Provided passage |
· · · ·
The Hindu, December 27, 2003, Saturday

Governor sends back Forest Bill

By Our Special Correspondent

Thiruvananthapuram, Dec. 26.  The Governor, Sikander Bakht, is understood to have sent back to the Government the Bil for the takeover of ecologically fragile lands, passed by the Assembly on August 7 last, since he found it inconsistent with Central conservation laws.  He has asked the Government to send it to the President for his assent.

The main complaint against the Bill, titled the ‘Kerala Forest (Vesting and Management of Ecologically Fragile Lands) Bill, 2003’, was about the definition it gave to the term ‘forests’.  The Bill was to replace an ordinance first promulgated in 2000 and reissued several times.  Under the ordinance, an extent of over 25,000 acres of ecologically fragile forest land was taken over by the Government from private individuals to ensure its conservation.

Environmentalists and the Opposition had warned that the Bill, the manner in which it reached the Assembly from the Select Committee of the House, would force the Government to surrender to private individuals a big chunk of the forests taken over from them under the ordinance.  It was also argued that most of these individuals had taken possession of the forests through fraudulent methods.  Despite vociferous protests from the Opposition, the Government had gone ahead with the Bill.

In September, the Leader of the Opposition, V. S. Achuthanandan, had addressed a letter to the Governor point out the ‘hidden traps’ in the Bill and its legal flaws and requesting him not to sign it.  Any land which is cultivated with crops like coffee, cardamom, coconut or areacanut cannot be described as a forest according to the definition given in the Bill, even if it has predominantly natural vegetation and is ecologically fragile due to its proximity to protected forests.  Also, if there is even a hut pitched in the land, it ceases to be a forest, as per the provisions of theBill.
· · · ·
Short exercise | Duplicate everything in the Forest Bill article above, from "Environmentalists and the" down to "with the Bill.".

Supplied material |
· · · ·
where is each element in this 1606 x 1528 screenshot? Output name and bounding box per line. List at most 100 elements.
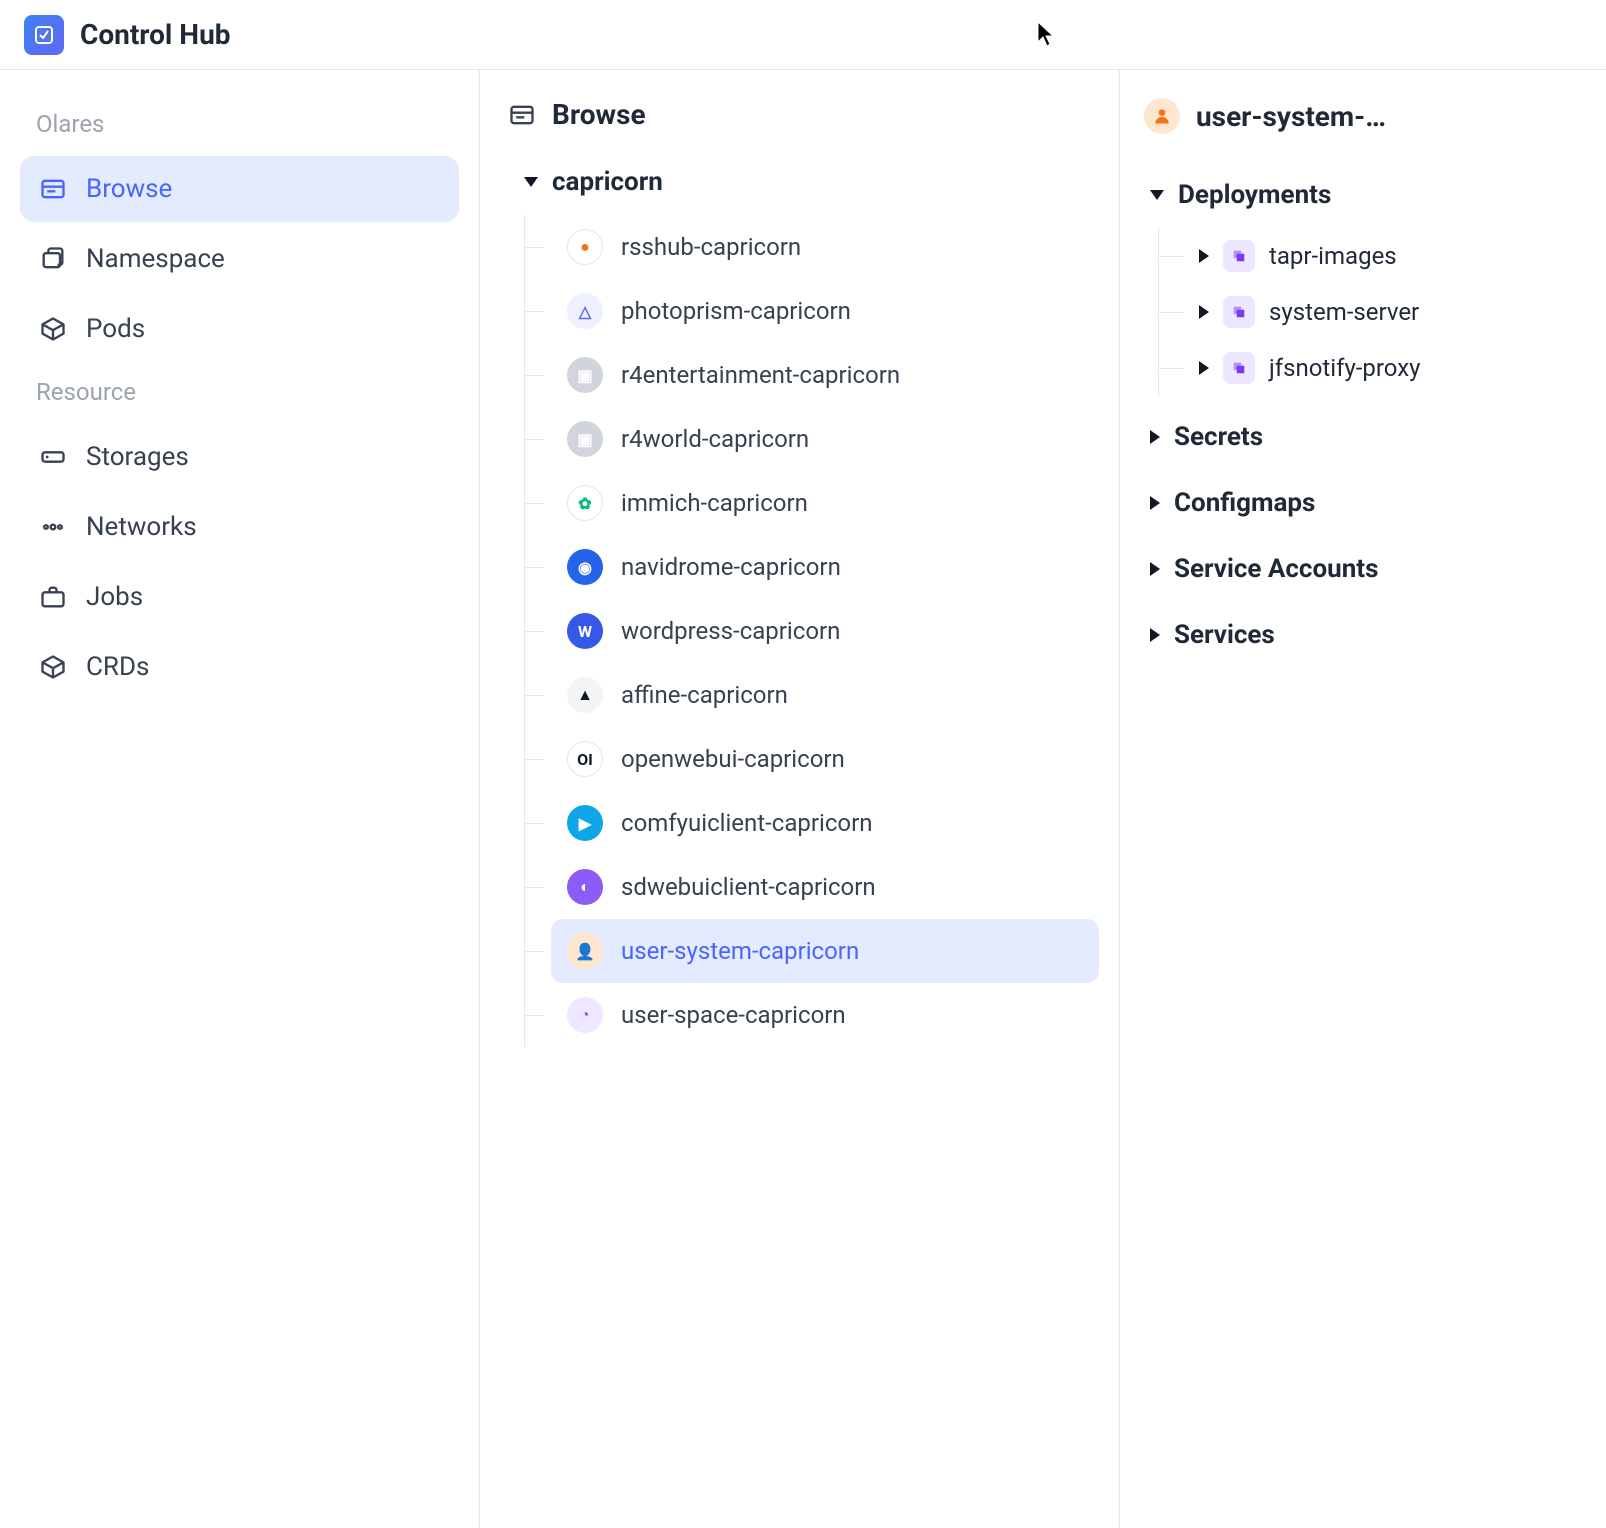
· · · ·
Result |
Environmentalists and the Opposition had warned that the Bill, the manner in which it reached the Assembly from the Select Committee of the House, would force the Government to surrender to private individuals a big chunk of the forests taken over from them under the ordinance.  It was also argued that most of these individuals had taken possession of the forests through fraudulent methods.  Despite vociferous protests from the Opposition, the Government had gone ahead with the Bill.